Collected data entries:
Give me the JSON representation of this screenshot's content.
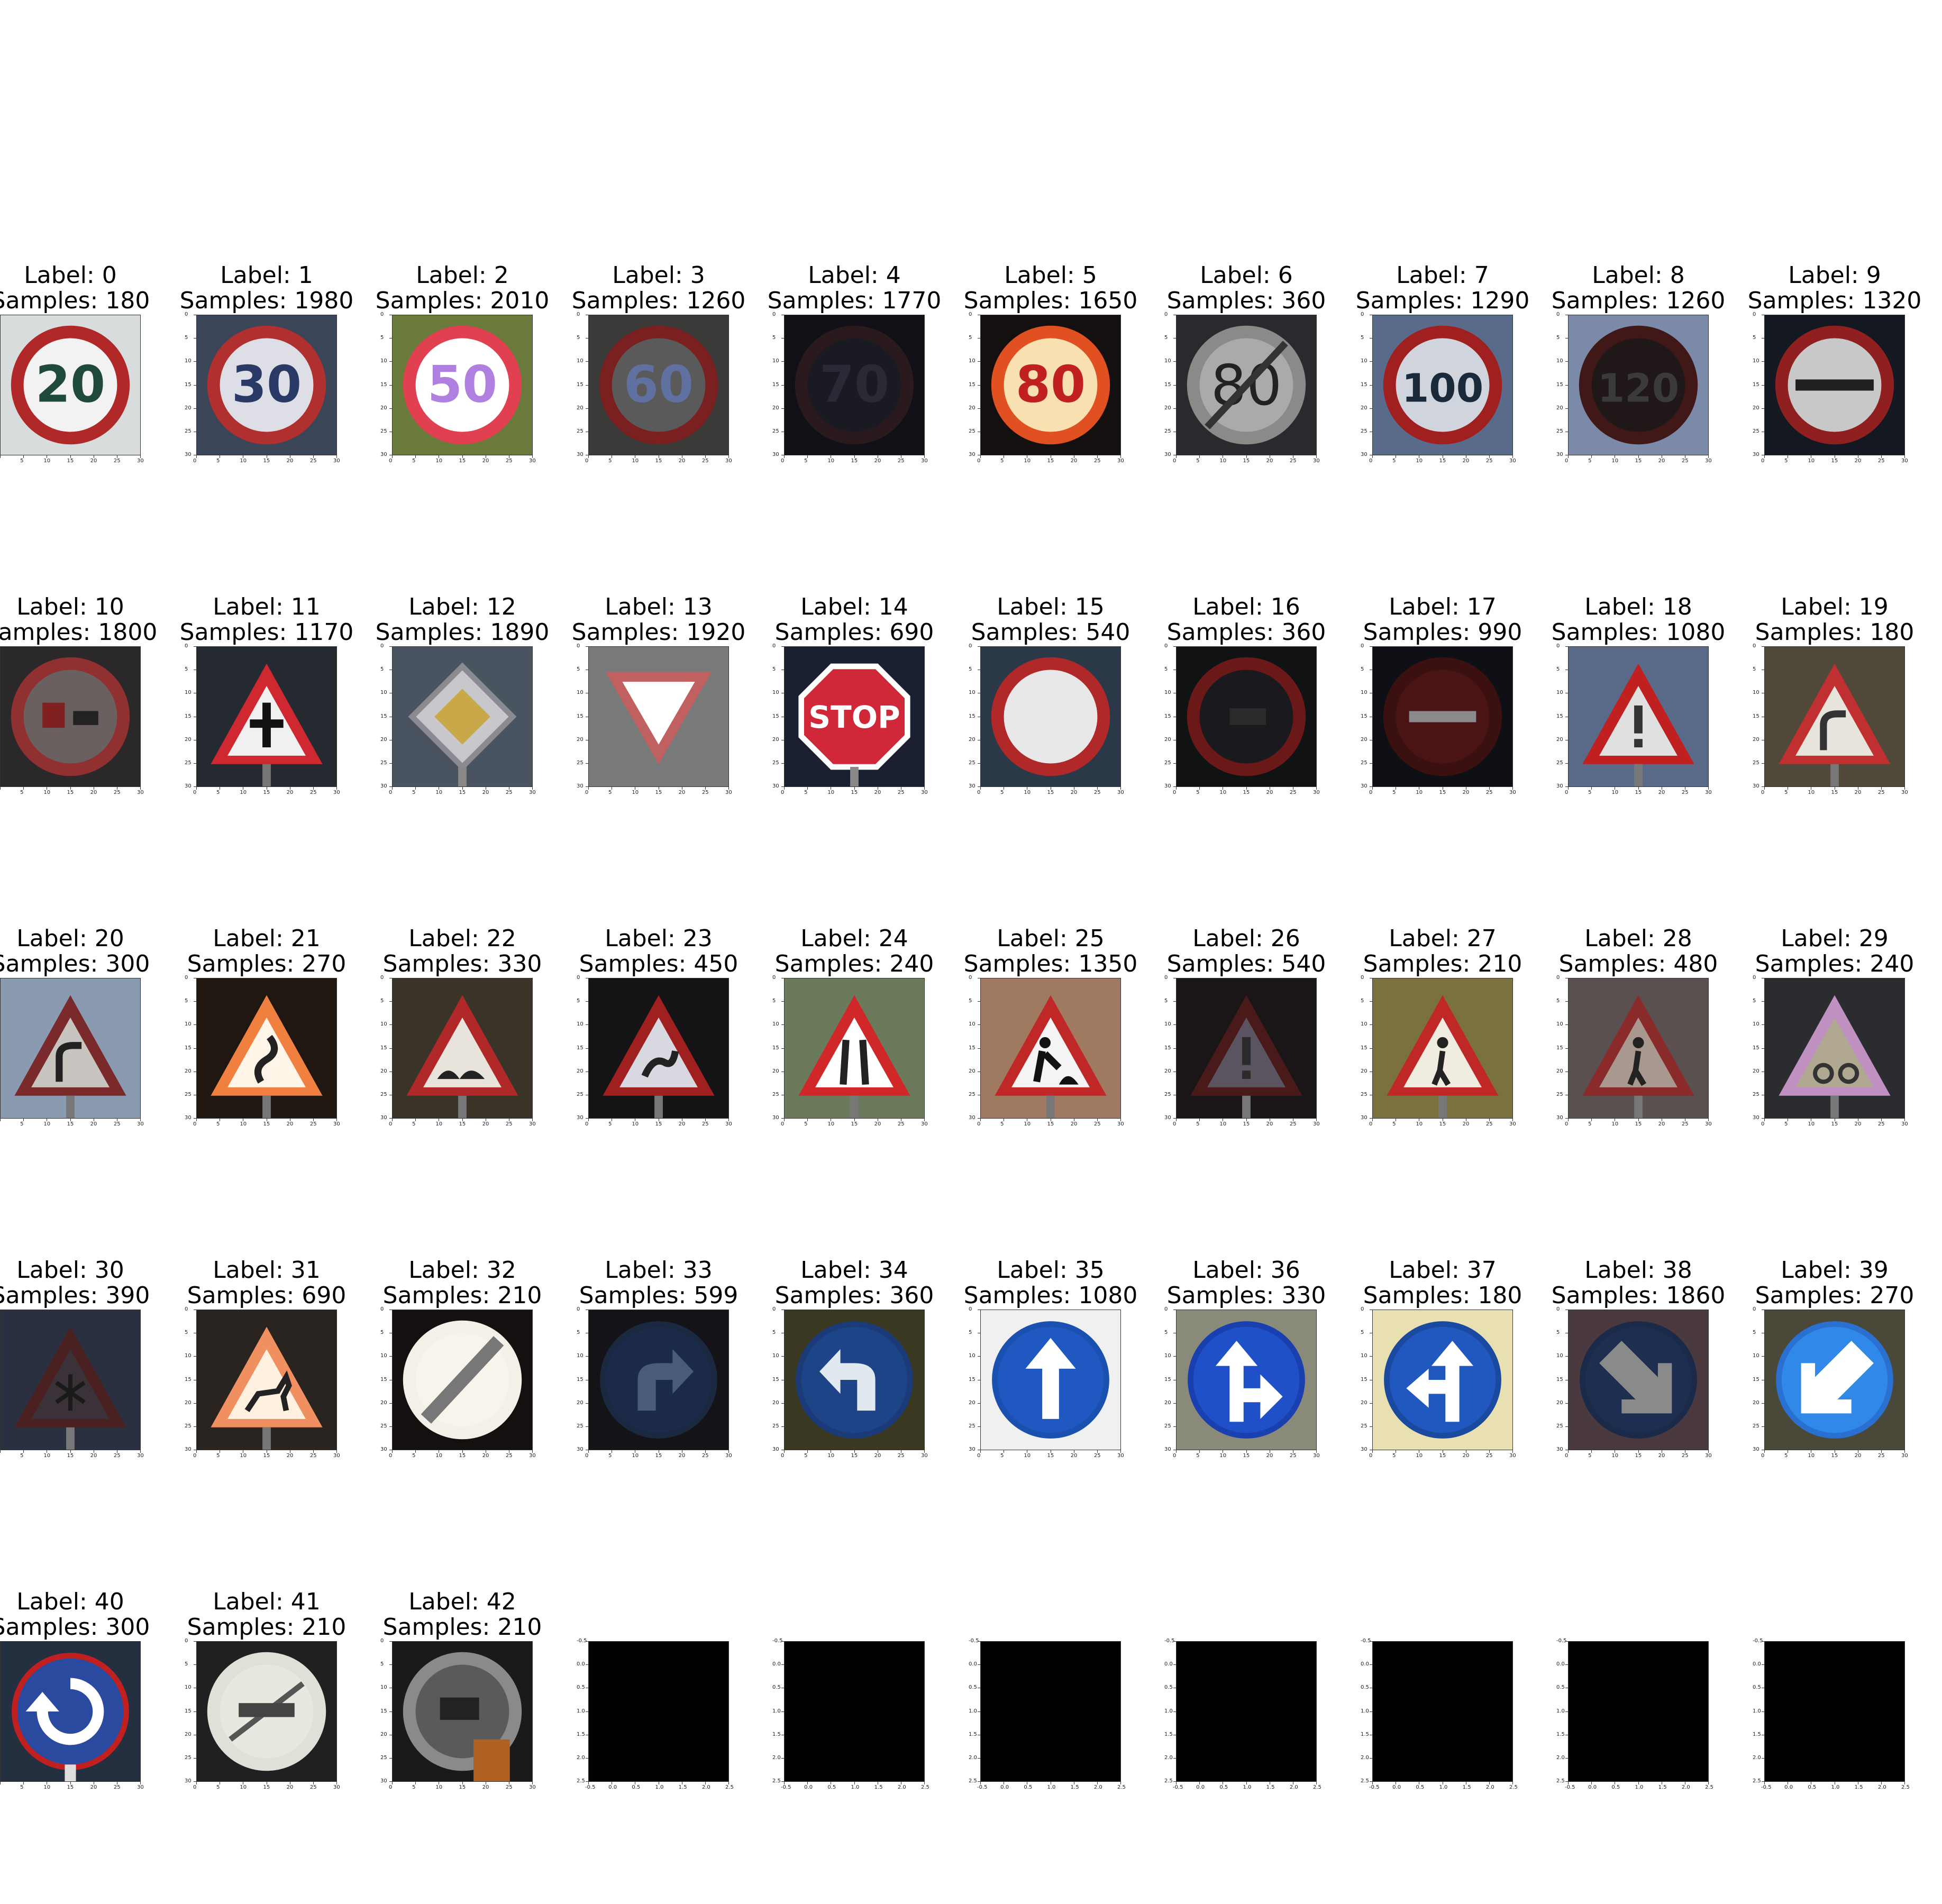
{
  "figure": {
    "cells": [
      {
        "label": "Label: 0",
        "samples": "Samples: 180",
        "kind": "circle-text",
        "bg": "#d8dcdc",
        "ring": "#b02828",
        "fill": "#f2f2f2",
        "sym": "20",
        "symcolor": "#1f4a3a"
      },
      {
        "label": "Label: 1",
        "samples": "Samples: 1980",
        "kind": "circle-text",
        "bg": "#3a4658",
        "ring": "#b03030",
        "fill": "#dedfe6",
        "sym": "30",
        "symcolor": "#2a3a66"
      },
      {
        "label": "Label: 2",
        "samples": "Samples: 2010",
        "kind": "circle-text",
        "bg": "#6a7a3a",
        "ring": "#e04050",
        "fill": "#ffffff",
        "sym": "50",
        "symcolor": "#b080e0"
      },
      {
        "label": "Label: 3",
        "samples": "Samples: 1260",
        "kind": "circle-text",
        "bg": "#3a3a38",
        "ring": "#7a2020",
        "fill": "#5a5a5a",
        "sym": "60",
        "symcolor": "#6070a0"
      },
      {
        "label": "Label: 4",
        "samples": "Samples: 1770",
        "kind": "circle-text",
        "bg": "#101016",
        "ring": "#2a1a1e",
        "fill": "#1a1a22",
        "sym": "70",
        "symcolor": "#2a2a36"
      },
      {
        "label": "Label: 5",
        "samples": "Samples: 1650",
        "kind": "circle-text",
        "bg": "#141010",
        "ring": "#e05020",
        "fill": "#f8e0b0",
        "sym": "80",
        "symcolor": "#c02020"
      },
      {
        "label": "Label: 6",
        "samples": "Samples: 360",
        "kind": "circle-end",
        "bg": "#2a2a2e",
        "ring": "#8a8a88",
        "fill": "#aaaaaa",
        "sym": "80",
        "symcolor": "#222222"
      },
      {
        "label": "Label: 7",
        "samples": "Samples: 1290",
        "kind": "circle-text",
        "bg": "#5a6a8a",
        "ring": "#a02020",
        "fill": "#d0d4dc",
        "sym": "100",
        "symcolor": "#1a2a3a"
      },
      {
        "label": "Label: 8",
        "samples": "Samples: 1260",
        "kind": "circle-text",
        "bg": "#7a8aa8",
        "ring": "#401818",
        "fill": "#201818",
        "sym": "120",
        "symcolor": "#3a3a3a"
      },
      {
        "label": "Label: 9",
        "samples": "Samples: 1320",
        "kind": "circle-bar",
        "bg": "#141820",
        "ring": "#902020",
        "fill": "#c8c8c8",
        "sym": "",
        "symcolor": "#202020"
      },
      {
        "label": "Label: 10",
        "samples": "Samples: 1800",
        "kind": "circle-truck",
        "bg": "#2a2828",
        "ring": "#903030",
        "fill": "#6a6060",
        "sym": "",
        "symcolor": "#802020"
      },
      {
        "label": "Label: 11",
        "samples": "Samples: 1170",
        "kind": "tri-cross",
        "bg": "#242a30",
        "ring": "#d02830",
        "fill": "#f0f0f0",
        "sym": "",
        "symcolor": "#111111"
      },
      {
        "label": "Label: 12",
        "samples": "Samples: 1890",
        "kind": "diamond",
        "bg": "#4a5460",
        "ring": "#8a8a90",
        "fill": "#c8a848",
        "sym": "",
        "symcolor": "#333333"
      },
      {
        "label": "Label: 13",
        "samples": "Samples: 1920",
        "kind": "yield",
        "bg": "#787a7a",
        "ring": "#c06060",
        "fill": "#d0d0d0",
        "sym": "",
        "symcolor": "#ffffff"
      },
      {
        "label": "Label: 14",
        "samples": "Samples: 690",
        "kind": "stop",
        "bg": "#1a2030",
        "ring": "#ffffff",
        "fill": "#d02838",
        "sym": "STOP",
        "symcolor": "#ffffff"
      },
      {
        "label": "Label: 15",
        "samples": "Samples: 540",
        "kind": "circle-empty",
        "bg": "#2a3848",
        "ring": "#b02828",
        "fill": "#e8e8e8",
        "sym": "",
        "symcolor": "#000"
      },
      {
        "label": "Label: 16",
        "samples": "Samples: 360",
        "kind": "circle-truck2",
        "bg": "#101214",
        "ring": "#6a1818",
        "fill": "#1a1a1e",
        "sym": "",
        "symcolor": "#2a2a2a"
      },
      {
        "label": "Label: 17",
        "samples": "Samples: 990",
        "kind": "noentry",
        "bg": "#0e1016",
        "ring": "#3a1010",
        "fill": "#4a1414",
        "sym": "",
        "symcolor": "#8a8a8a"
      },
      {
        "label": "Label: 18",
        "samples": "Samples: 1080",
        "kind": "tri-excl",
        "bg": "#586a88",
        "ring": "#c02020",
        "fill": "#e0e0e0",
        "sym": "",
        "symcolor": "#333333"
      },
      {
        "label": "Label: 19",
        "samples": "Samples: 180",
        "kind": "tri-curve",
        "bg": "#504838",
        "ring": "#c03030",
        "fill": "#e8e4dc",
        "sym": "",
        "symcolor": "#333333"
      },
      {
        "label": "Label: 20",
        "samples": "Samples: 300",
        "kind": "tri-curve",
        "bg": "#8a9ab0",
        "ring": "#7a2a2a",
        "fill": "#c8c4c0",
        "sym": "",
        "symcolor": "#222222"
      },
      {
        "label": "Label: 21",
        "samples": "Samples: 270",
        "kind": "tri-double",
        "bg": "#201810",
        "ring": "#f08040",
        "fill": "#fff4e8",
        "sym": "",
        "symcolor": "#222222"
      },
      {
        "label": "Label: 22",
        "samples": "Samples: 330",
        "kind": "tri-bump",
        "bg": "#3a3428",
        "ring": "#b02828",
        "fill": "#e8e4dc",
        "sym": "",
        "symcolor": "#222222"
      },
      {
        "label": "Label: 23",
        "samples": "Samples: 450",
        "kind": "tri-slip",
        "bg": "#141416",
        "ring": "#a02020",
        "fill": "#d8d8e0",
        "sym": "",
        "symcolor": "#222222"
      },
      {
        "label": "Label: 24",
        "samples": "Samples: 240",
        "kind": "tri-narrow",
        "bg": "#6a7a5a",
        "ring": "#d02828",
        "fill": "#ffffff",
        "sym": "",
        "symcolor": "#222222"
      },
      {
        "label": "Label: 25",
        "samples": "Samples: 1350",
        "kind": "tri-work",
        "bg": "#a07a60",
        "ring": "#c02828",
        "fill": "#f4f4f4",
        "sym": "",
        "symcolor": "#111111"
      },
      {
        "label": "Label: 26",
        "samples": "Samples: 540",
        "kind": "tri-excl",
        "bg": "#1a1618",
        "ring": "#4a1a1a",
        "fill": "#5a5460",
        "sym": "",
        "symcolor": "#2a2a2a"
      },
      {
        "label": "Label: 27",
        "samples": "Samples: 210",
        "kind": "tri-ped",
        "bg": "#7a7040",
        "ring": "#c02828",
        "fill": "#f0ece0",
        "sym": "",
        "symcolor": "#222222"
      },
      {
        "label": "Label: 28",
        "samples": "Samples: 480",
        "kind": "tri-ped",
        "bg": "#5a5050",
        "ring": "#8a2a2a",
        "fill": "#a89890",
        "sym": "",
        "symcolor": "#222222"
      },
      {
        "label": "Label: 29",
        "samples": "Samples: 240",
        "kind": "tri-bike",
        "bg": "#2a2c30",
        "ring": "#c090c0",
        "fill": "#b0a890",
        "sym": "",
        "symcolor": "#333333"
      },
      {
        "label": "Label: 30",
        "samples": "Samples: 390",
        "kind": "tri-snow",
        "bg": "#2a3040",
        "ring": "#4a2020",
        "fill": "#3a3238",
        "sym": "",
        "symcolor": "#1a1a1a"
      },
      {
        "label": "Label: 31",
        "samples": "Samples: 690",
        "kind": "tri-deer",
        "bg": "#2a2420",
        "ring": "#f09060",
        "fill": "#fff0e0",
        "sym": "",
        "symcolor": "#222222"
      },
      {
        "label": "Label: 32",
        "samples": "Samples: 210",
        "kind": "end-all",
        "bg": "#141010",
        "ring": "#f4f0e8",
        "fill": "#f8f4ec",
        "sym": "",
        "symcolor": "#555555"
      },
      {
        "label": "Label: 33",
        "samples": "Samples: 599",
        "kind": "blue-right",
        "bg": "#141418",
        "ring": "#1a2840",
        "fill": "#1a2a48",
        "sym": "",
        "symcolor": "#4a5a7a"
      },
      {
        "label": "Label: 34",
        "samples": "Samples: 360",
        "kind": "blue-left",
        "bg": "#3a3820",
        "ring": "#1a3a78",
        "fill": "#1e4488",
        "sym": "",
        "symcolor": "#e0e8f0"
      },
      {
        "label": "Label: 35",
        "samples": "Samples: 1080",
        "kind": "blue-up",
        "bg": "#f0f0f0",
        "ring": "#1a50b0",
        "fill": "#1e58c0",
        "sym": "",
        "symcolor": "#ffffff"
      },
      {
        "label": "Label: 36",
        "samples": "Samples: 330",
        "kind": "blue-upright",
        "bg": "#8a8a7a",
        "ring": "#1a40b0",
        "fill": "#2050c8",
        "sym": "",
        "symcolor": "#ffffff"
      },
      {
        "label": "Label: 37",
        "samples": "Samples: 180",
        "kind": "blue-upleft",
        "bg": "#e8e0b0",
        "ring": "#1a4aa0",
        "fill": "#2058c0",
        "sym": "",
        "symcolor": "#ffffff"
      },
      {
        "label": "Label: 38",
        "samples": "Samples: 1860",
        "kind": "blue-keepright",
        "bg": "#4a3a40",
        "ring": "#1a2a48",
        "fill": "#1e2e50",
        "sym": "",
        "symcolor": "#8a8a8a"
      },
      {
        "label": "Label: 39",
        "samples": "Samples: 270",
        "kind": "blue-keepleft",
        "bg": "#4a4838",
        "ring": "#2a70d0",
        "fill": "#3088e8",
        "sym": "",
        "symcolor": "#ffffff"
      },
      {
        "label": "Label: 40",
        "samples": "Samples: 300",
        "kind": "blue-round",
        "bg": "#243040",
        "ring": "#c02020",
        "fill": "#2a4aa0",
        "sym": "",
        "symcolor": "#ffffff"
      },
      {
        "label": "Label: 41",
        "samples": "Samples: 210",
        "kind": "end-pass",
        "bg": "#202020",
        "ring": "#e0e0d8",
        "fill": "#e8e8e0",
        "sym": "",
        "symcolor": "#333333"
      },
      {
        "label": "Label: 42",
        "samples": "Samples: 210",
        "kind": "end-trucks",
        "bg": "#1a1a18",
        "ring": "#8a8a88",
        "fill": "#5a5a58",
        "sym": "",
        "symcolor": "#222222"
      },
      {
        "label": "",
        "samples": "",
        "kind": "empty"
      },
      {
        "label": "",
        "samples": "",
        "kind": "empty"
      },
      {
        "label": "",
        "samples": "",
        "kind": "empty"
      },
      {
        "label": "",
        "samples": "",
        "kind": "empty"
      },
      {
        "label": "",
        "samples": "",
        "kind": "empty"
      },
      {
        "label": "",
        "samples": "",
        "kind": "empty"
      },
      {
        "label": "",
        "samples": "",
        "kind": "empty"
      }
    ],
    "xticks_image": [
      "0",
      "5",
      "10",
      "15",
      "20",
      "25",
      "30"
    ],
    "yticks_image": [
      "0",
      "5",
      "10",
      "15",
      "20",
      "25",
      "30"
    ],
    "xticks_empty": [
      "-0.5",
      "0.0",
      "0.5",
      "1.0",
      "1.5",
      "2.0",
      "2.5"
    ],
    "yticks_empty": [
      "-0.5",
      "0.0",
      "0.5",
      "1.0",
      "1.5",
      "2.0",
      "2.5"
    ]
  }
}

◆ Exercise directions ◆
Search the data above for the string "blue" and return every line that has it.

◆ Solution to the problem ◆
        "kind": "blue-right",
        "kind": "blue-left",
        "kind": "blue-up",
        "kind": "blue-upright",
        "kind": "blue-upleft",
        "kind": "blue-keepright",
        "kind": "blue-keepleft",
        "kind": "blue-round",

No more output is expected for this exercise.